(Items from a data source)
++++++
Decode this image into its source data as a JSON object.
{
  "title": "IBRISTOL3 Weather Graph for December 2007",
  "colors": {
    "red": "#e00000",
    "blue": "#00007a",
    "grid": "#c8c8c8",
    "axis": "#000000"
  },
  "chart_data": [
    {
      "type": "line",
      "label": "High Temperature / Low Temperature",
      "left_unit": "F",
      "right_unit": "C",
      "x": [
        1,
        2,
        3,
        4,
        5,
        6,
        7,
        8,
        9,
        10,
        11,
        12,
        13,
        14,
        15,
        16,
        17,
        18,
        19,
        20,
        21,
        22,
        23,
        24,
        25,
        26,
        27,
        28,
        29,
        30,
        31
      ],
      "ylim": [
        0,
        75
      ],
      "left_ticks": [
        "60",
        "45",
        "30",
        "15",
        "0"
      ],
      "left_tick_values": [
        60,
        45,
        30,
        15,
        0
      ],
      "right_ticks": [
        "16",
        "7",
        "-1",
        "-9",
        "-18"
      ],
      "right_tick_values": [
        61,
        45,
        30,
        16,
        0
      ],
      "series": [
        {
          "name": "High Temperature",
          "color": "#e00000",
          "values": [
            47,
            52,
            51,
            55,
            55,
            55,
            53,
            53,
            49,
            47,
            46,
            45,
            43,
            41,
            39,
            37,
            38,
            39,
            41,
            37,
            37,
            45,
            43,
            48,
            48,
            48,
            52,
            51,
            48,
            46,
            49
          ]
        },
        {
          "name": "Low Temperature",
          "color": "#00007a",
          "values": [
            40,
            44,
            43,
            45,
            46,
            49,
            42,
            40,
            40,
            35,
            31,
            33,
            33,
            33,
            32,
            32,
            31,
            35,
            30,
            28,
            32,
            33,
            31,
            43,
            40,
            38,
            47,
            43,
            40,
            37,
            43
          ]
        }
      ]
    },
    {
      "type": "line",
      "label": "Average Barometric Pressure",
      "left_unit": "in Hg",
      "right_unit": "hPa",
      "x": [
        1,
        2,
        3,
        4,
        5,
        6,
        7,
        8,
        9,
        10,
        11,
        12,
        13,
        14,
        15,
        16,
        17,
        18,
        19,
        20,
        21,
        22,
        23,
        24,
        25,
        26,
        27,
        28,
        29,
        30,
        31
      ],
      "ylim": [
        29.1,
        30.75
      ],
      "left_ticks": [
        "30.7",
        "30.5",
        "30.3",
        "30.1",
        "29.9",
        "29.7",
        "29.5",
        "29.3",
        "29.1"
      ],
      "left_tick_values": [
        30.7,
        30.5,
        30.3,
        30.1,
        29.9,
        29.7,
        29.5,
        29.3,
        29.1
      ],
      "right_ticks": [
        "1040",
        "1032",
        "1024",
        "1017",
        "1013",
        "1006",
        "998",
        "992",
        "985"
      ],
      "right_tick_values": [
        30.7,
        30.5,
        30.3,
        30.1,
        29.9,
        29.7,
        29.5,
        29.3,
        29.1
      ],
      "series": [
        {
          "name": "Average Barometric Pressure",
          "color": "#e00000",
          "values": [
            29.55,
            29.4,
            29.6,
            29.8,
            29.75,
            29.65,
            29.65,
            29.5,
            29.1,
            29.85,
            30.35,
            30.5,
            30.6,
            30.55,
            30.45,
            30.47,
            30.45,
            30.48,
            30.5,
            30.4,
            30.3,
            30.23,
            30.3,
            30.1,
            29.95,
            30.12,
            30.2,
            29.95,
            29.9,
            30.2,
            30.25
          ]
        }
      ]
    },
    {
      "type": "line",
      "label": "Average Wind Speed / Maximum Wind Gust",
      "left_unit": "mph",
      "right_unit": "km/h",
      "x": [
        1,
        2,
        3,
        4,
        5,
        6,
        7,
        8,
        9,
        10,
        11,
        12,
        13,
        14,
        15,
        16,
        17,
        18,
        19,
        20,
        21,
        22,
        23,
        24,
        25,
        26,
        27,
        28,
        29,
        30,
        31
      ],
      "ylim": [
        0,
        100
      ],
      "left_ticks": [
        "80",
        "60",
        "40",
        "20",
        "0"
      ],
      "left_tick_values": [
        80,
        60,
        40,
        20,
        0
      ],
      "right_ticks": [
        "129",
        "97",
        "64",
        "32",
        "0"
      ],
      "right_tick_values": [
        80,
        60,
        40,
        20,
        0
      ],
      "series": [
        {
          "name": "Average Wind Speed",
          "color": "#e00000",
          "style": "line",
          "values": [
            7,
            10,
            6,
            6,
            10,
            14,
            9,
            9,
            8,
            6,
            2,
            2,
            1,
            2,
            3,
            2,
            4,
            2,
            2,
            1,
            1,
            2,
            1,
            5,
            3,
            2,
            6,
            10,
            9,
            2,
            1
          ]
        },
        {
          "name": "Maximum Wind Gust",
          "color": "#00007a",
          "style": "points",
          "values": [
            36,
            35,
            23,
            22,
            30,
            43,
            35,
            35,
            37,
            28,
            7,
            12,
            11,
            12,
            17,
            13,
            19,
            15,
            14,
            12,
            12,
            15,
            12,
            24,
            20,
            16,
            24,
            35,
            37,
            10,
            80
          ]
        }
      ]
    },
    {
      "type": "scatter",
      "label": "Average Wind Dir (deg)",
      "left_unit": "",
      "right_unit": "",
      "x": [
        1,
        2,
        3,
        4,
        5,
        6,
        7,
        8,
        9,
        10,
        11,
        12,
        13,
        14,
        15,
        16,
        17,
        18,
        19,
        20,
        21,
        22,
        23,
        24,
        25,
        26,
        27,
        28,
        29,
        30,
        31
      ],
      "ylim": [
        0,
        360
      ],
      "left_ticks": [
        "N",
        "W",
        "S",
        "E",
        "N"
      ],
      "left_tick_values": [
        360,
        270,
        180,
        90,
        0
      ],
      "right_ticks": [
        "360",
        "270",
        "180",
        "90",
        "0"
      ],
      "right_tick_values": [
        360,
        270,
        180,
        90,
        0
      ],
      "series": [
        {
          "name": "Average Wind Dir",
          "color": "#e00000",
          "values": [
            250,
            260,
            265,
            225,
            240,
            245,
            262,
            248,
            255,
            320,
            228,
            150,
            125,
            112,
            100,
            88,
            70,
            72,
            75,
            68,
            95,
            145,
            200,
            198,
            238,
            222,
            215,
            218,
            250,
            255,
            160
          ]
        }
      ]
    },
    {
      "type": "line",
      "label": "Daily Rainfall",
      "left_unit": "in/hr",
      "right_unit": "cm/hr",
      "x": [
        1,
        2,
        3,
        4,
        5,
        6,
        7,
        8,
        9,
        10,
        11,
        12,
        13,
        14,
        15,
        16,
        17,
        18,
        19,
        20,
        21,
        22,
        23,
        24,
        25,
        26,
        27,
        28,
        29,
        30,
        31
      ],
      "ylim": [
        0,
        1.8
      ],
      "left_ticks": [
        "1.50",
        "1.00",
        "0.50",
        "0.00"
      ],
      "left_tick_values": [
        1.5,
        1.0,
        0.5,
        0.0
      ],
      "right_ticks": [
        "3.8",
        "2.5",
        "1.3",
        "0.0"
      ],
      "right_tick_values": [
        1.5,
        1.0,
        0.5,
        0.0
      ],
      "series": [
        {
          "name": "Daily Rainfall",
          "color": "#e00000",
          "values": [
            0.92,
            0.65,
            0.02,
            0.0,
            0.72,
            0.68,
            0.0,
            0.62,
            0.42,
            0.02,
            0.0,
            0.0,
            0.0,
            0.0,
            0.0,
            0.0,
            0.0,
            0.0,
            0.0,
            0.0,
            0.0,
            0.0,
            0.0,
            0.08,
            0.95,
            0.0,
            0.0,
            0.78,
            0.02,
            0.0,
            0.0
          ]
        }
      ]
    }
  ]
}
++++++
▸ YOUR TASK
Go through the listing above and return every line where the word "Temperature" occurs.

▸ WRITTEN ANSWER
      "label": "High Temperature / Low Temperature",
          "name": "High Temperature",
          "name": "Low Temperature",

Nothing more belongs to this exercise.